Extracts from a graphics dataset:
— BEGIN —

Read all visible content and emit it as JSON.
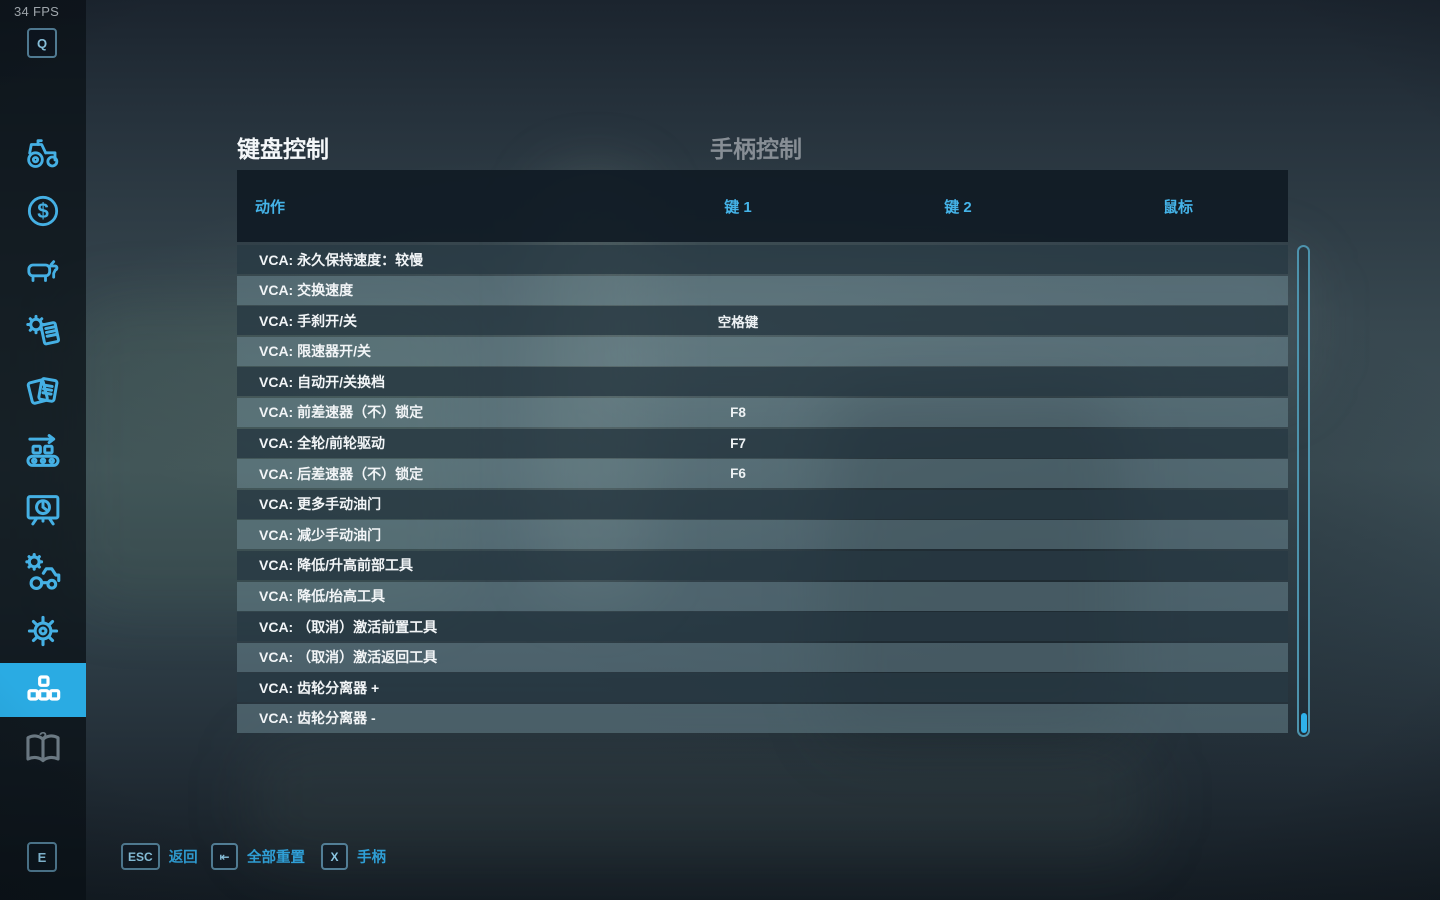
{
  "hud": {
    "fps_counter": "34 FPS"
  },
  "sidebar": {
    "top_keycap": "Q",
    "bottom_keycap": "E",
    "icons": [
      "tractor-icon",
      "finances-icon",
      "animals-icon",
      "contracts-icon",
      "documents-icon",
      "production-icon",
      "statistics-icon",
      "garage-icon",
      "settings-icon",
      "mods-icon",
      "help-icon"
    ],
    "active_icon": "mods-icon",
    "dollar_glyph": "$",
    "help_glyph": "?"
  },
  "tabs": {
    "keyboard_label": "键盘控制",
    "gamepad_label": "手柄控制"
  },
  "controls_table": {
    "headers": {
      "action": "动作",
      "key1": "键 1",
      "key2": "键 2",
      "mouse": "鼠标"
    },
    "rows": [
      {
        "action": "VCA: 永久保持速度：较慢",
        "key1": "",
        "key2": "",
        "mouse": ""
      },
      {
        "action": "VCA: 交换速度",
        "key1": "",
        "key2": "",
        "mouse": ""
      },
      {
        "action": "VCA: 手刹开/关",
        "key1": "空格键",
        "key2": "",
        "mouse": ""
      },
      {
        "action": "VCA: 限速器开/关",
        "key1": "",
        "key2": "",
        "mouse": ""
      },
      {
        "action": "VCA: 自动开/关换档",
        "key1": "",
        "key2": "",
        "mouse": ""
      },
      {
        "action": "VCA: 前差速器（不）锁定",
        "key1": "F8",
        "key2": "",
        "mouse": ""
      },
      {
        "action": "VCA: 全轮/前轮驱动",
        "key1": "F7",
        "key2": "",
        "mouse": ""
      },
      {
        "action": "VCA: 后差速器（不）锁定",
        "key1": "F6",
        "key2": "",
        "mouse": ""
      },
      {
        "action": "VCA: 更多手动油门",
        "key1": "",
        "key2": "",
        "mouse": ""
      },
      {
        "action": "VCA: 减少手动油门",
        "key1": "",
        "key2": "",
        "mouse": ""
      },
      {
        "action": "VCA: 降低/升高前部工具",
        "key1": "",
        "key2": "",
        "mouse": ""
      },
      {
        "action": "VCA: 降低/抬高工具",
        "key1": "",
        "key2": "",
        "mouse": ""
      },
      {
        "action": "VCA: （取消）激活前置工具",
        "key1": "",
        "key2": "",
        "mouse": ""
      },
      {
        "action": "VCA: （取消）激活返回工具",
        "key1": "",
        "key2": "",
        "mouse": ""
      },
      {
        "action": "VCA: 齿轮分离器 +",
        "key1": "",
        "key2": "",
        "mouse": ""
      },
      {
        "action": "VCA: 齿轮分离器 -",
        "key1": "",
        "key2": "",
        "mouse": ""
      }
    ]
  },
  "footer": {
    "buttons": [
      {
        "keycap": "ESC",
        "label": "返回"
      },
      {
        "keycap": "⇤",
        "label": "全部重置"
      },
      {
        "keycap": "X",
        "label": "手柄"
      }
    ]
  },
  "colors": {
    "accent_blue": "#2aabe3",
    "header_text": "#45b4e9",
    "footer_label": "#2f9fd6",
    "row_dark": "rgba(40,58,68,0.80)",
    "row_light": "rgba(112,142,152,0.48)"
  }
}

— END —

Goal
Leave the images out, please, and restate each line word for word.

Solution below
Read all visible content and emit it as JSON.
{
  "hud": {
    "fps_counter": "34 FPS"
  },
  "sidebar": {
    "top_keycap": "Q",
    "bottom_keycap": "E",
    "icons": [
      "tractor-icon",
      "finances-icon",
      "animals-icon",
      "contracts-icon",
      "documents-icon",
      "production-icon",
      "statistics-icon",
      "garage-icon",
      "settings-icon",
      "mods-icon",
      "help-icon"
    ],
    "active_icon": "mods-icon",
    "dollar_glyph": "$",
    "help_glyph": "?"
  },
  "tabs": {
    "keyboard_label": "键盘控制",
    "gamepad_label": "手柄控制"
  },
  "controls_table": {
    "headers": {
      "action": "动作",
      "key1": "键 1",
      "key2": "键 2",
      "mouse": "鼠标"
    },
    "rows": [
      {
        "action": "VCA: 永久保持速度：较慢",
        "key1": "",
        "key2": "",
        "mouse": ""
      },
      {
        "action": "VCA: 交换速度",
        "key1": "",
        "key2": "",
        "mouse": ""
      },
      {
        "action": "VCA: 手刹开/关",
        "key1": "空格键",
        "key2": "",
        "mouse": ""
      },
      {
        "action": "VCA: 限速器开/关",
        "key1": "",
        "key2": "",
        "mouse": ""
      },
      {
        "action": "VCA: 自动开/关换档",
        "key1": "",
        "key2": "",
        "mouse": ""
      },
      {
        "action": "VCA: 前差速器（不）锁定",
        "key1": "F8",
        "key2": "",
        "mouse": ""
      },
      {
        "action": "VCA: 全轮/前轮驱动",
        "key1": "F7",
        "key2": "",
        "mouse": ""
      },
      {
        "action": "VCA: 后差速器（不）锁定",
        "key1": "F6",
        "key2": "",
        "mouse": ""
      },
      {
        "action": "VCA: 更多手动油门",
        "key1": "",
        "key2": "",
        "mouse": ""
      },
      {
        "action": "VCA: 减少手动油门",
        "key1": "",
        "key2": "",
        "mouse": ""
      },
      {
        "action": "VCA: 降低/升高前部工具",
        "key1": "",
        "key2": "",
        "mouse": ""
      },
      {
        "action": "VCA: 降低/抬高工具",
        "key1": "",
        "key2": "",
        "mouse": ""
      },
      {
        "action": "VCA: （取消）激活前置工具",
        "key1": "",
        "key2": "",
        "mouse": ""
      },
      {
        "action": "VCA: （取消）激活返回工具",
        "key1": "",
        "key2": "",
        "mouse": ""
      },
      {
        "action": "VCA: 齿轮分离器 +",
        "key1": "",
        "key2": "",
        "mouse": ""
      },
      {
        "action": "VCA: 齿轮分离器 -",
        "key1": "",
        "key2": "",
        "mouse": ""
      }
    ]
  },
  "footer": {
    "buttons": [
      {
        "keycap": "ESC",
        "label": "返回"
      },
      {
        "keycap": "⇤",
        "label": "全部重置"
      },
      {
        "keycap": "X",
        "label": "手柄"
      }
    ]
  },
  "colors": {
    "accent_blue": "#2aabe3",
    "header_text": "#45b4e9",
    "footer_label": "#2f9fd6",
    "row_dark": "rgba(40,58,68,0.80)",
    "row_light": "rgba(112,142,152,0.48)"
  }
}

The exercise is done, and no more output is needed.